## start Records shown
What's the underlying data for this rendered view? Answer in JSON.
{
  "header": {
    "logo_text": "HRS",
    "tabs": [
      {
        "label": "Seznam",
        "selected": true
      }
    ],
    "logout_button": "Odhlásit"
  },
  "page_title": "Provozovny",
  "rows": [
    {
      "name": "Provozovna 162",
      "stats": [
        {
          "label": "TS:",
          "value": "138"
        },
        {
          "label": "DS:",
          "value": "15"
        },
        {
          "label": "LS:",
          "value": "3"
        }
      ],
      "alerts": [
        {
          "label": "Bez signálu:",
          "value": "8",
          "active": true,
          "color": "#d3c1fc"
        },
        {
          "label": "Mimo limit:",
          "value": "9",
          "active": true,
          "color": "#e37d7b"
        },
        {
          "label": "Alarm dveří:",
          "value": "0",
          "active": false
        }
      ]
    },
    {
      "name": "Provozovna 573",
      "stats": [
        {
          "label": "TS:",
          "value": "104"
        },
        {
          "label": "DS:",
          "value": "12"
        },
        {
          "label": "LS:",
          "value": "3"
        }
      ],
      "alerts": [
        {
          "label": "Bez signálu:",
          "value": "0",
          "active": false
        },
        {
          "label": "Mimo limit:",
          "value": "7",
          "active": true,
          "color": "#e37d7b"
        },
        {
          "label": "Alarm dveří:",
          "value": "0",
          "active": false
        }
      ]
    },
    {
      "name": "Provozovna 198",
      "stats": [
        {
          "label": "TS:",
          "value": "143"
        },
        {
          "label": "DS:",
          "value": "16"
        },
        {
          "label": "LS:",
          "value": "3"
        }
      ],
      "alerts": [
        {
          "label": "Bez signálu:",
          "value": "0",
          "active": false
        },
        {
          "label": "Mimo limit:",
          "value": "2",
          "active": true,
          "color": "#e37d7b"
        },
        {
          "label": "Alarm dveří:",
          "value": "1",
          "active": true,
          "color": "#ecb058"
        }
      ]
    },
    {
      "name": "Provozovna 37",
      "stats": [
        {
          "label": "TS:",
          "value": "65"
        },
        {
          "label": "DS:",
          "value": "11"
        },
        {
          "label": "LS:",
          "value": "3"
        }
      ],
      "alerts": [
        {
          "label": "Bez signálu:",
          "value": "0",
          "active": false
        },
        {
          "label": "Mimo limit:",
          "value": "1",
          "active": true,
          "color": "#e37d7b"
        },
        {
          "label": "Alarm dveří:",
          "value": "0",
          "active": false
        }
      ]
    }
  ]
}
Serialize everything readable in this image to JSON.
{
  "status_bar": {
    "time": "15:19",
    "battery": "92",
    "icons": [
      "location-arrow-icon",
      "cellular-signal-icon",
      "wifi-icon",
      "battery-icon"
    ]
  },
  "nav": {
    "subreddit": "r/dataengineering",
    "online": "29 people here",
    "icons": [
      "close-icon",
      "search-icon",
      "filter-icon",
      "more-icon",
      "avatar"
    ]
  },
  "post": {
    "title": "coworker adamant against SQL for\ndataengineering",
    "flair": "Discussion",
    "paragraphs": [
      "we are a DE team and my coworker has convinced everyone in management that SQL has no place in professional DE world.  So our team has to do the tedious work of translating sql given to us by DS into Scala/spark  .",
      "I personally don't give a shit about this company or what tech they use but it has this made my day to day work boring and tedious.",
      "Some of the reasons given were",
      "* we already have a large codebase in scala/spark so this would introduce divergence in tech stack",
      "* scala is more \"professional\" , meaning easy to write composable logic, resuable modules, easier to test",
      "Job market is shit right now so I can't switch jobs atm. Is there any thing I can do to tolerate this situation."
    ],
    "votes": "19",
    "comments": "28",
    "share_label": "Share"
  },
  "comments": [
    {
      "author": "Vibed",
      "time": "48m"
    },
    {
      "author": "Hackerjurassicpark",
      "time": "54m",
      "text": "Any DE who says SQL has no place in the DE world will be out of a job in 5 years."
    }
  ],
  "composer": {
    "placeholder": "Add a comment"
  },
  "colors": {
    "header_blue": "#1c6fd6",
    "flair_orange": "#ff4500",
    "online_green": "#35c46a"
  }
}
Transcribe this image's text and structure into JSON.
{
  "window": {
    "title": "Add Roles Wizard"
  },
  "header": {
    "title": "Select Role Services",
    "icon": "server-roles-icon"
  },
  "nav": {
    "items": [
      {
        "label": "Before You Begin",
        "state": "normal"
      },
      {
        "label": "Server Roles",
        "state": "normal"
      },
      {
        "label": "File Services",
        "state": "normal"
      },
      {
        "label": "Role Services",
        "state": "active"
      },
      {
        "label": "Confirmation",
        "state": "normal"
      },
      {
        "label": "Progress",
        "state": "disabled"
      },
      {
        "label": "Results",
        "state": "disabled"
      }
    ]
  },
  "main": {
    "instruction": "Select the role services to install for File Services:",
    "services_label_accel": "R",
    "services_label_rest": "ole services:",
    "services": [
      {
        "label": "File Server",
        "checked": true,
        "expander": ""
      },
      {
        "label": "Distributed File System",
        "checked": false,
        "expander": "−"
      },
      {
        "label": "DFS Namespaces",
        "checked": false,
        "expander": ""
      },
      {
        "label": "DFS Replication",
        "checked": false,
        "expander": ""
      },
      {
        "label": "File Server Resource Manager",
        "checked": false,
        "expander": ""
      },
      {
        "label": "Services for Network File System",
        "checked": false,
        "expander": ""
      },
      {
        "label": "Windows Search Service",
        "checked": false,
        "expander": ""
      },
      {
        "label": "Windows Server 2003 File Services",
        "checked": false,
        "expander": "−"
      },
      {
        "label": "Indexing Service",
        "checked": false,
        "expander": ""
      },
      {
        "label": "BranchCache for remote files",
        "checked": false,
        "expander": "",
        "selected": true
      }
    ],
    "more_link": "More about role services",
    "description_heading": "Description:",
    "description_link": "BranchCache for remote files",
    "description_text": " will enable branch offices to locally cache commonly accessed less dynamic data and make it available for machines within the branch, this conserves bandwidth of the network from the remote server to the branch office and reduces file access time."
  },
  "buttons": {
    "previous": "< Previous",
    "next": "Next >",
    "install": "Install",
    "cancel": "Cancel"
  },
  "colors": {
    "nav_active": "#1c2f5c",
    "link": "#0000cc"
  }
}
## end Records shown
Exercise brief:
From the entries above, list each line with "JSON" in it.

Complete output:
What's the underlying data for this rendered view? Answer in JSON.
Serialize everything readable in this image to JSON.
Transcribe this image's text and structure into JSON.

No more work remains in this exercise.